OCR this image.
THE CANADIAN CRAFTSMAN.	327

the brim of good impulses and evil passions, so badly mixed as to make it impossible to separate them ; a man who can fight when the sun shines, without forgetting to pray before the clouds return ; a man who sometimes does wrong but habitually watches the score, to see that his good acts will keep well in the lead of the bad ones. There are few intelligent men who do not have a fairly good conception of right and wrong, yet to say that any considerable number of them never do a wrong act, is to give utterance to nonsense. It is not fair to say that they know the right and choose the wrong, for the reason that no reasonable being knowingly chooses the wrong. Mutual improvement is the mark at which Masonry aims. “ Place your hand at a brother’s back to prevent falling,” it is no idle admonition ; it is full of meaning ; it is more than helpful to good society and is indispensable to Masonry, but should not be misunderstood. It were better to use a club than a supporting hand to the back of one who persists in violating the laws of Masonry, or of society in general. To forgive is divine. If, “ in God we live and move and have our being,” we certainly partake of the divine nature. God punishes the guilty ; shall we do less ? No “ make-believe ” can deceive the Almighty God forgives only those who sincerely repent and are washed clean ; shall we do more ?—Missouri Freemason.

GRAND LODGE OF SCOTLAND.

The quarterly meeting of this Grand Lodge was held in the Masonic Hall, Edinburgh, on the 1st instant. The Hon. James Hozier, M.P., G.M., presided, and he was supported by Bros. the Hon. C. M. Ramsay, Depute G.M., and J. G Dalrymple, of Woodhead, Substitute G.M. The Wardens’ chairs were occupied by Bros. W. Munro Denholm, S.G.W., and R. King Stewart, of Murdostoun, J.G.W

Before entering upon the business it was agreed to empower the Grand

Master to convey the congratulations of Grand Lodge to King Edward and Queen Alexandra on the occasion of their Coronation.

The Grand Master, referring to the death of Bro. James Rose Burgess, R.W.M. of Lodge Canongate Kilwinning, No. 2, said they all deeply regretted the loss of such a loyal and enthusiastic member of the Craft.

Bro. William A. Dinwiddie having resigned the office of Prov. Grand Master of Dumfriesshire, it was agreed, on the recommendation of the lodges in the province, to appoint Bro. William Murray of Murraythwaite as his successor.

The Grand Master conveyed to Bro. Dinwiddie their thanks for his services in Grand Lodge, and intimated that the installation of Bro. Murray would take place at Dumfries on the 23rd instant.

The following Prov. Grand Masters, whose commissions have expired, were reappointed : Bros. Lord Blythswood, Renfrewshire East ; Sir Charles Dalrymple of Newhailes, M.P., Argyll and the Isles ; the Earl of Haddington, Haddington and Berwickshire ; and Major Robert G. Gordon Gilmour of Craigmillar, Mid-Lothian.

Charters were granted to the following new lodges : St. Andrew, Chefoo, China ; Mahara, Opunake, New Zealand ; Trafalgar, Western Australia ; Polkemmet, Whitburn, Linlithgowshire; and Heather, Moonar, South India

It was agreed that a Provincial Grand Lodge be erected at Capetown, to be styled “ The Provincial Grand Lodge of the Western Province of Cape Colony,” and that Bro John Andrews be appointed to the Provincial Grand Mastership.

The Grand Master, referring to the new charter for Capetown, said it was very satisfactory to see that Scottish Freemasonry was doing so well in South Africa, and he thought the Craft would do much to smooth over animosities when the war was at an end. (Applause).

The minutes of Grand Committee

═══

Task goal ▸ Which lines contain the word "this"? Return each of them.

Finished answer ▸
OCR this image.
The quarterly meeting of this Grand Lodge was held in the Masonic Hall, Edinburgh, on the 1st instant. The Hon. James Hozier, M.P., G.M., presided, and he was supported by Bros. the Hon. C. M. Ramsay, Depute G.M., and J. G Dalrymple, of Woodhead, Substitute G.M. The Wardens’ chairs were occupied by Bros. W. Munro Denholm, S.G.W., and R. King Stewart, of Murdostoun, J.G.W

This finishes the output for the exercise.